### Your instructions
All the data must come back unchanged, except that pictures are left out.

--- START OF Extracted entries ---

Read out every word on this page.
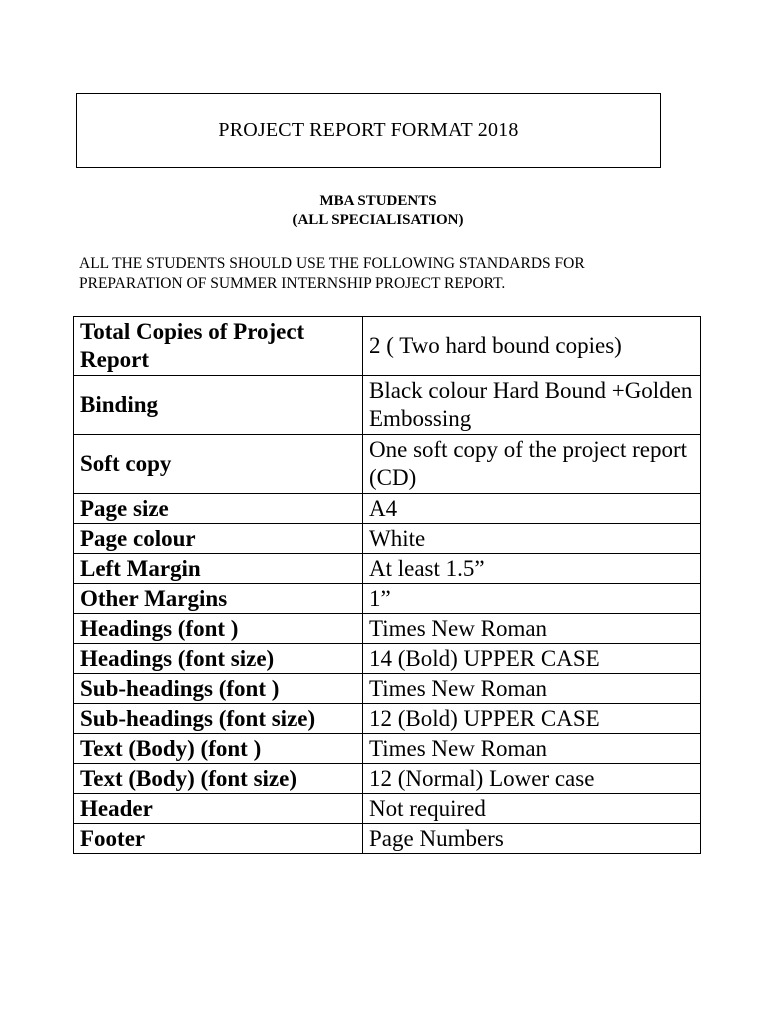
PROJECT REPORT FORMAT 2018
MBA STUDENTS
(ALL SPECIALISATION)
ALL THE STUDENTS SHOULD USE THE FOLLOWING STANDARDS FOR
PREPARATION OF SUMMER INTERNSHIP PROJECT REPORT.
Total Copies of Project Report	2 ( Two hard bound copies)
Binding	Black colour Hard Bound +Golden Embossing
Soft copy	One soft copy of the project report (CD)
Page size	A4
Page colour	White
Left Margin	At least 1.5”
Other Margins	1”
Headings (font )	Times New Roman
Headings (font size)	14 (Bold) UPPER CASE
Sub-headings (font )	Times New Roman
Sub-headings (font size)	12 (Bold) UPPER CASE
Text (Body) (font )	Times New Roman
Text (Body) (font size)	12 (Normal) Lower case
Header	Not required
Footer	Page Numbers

--- END OF Extracted entries ---

### Solution below
Read out every word on this page.
PROJECT REPORT FORMAT 2018
MBA STUDENTS
(ALL SPECIALISATION)
ALL THE STUDENTS SHOULD USE THE FOLLOWING STANDARDS FOR
PREPARATION OF SUMMER INTERNSHIP PROJECT REPORT.
Total Copies of Project Report	2 ( Two hard bound copies)
Binding	Black colour Hard Bound +Golden Embossing
Soft copy	One soft copy of the project report (CD)
Page size	A4
Page colour	White
Left Margin	At least 1.5”
Other Margins	1”
Headings (font )	Times New Roman
Headings (font size)	14 (Bold) UPPER CASE
Sub-headings (font )	Times New Roman
Sub-headings (font size)	12 (Bold) UPPER CASE
Text (Body) (font )	Times New Roman
Text (Body) (font size)	12 (Normal) Lower case
Header	Not required
Footer	Page Numbers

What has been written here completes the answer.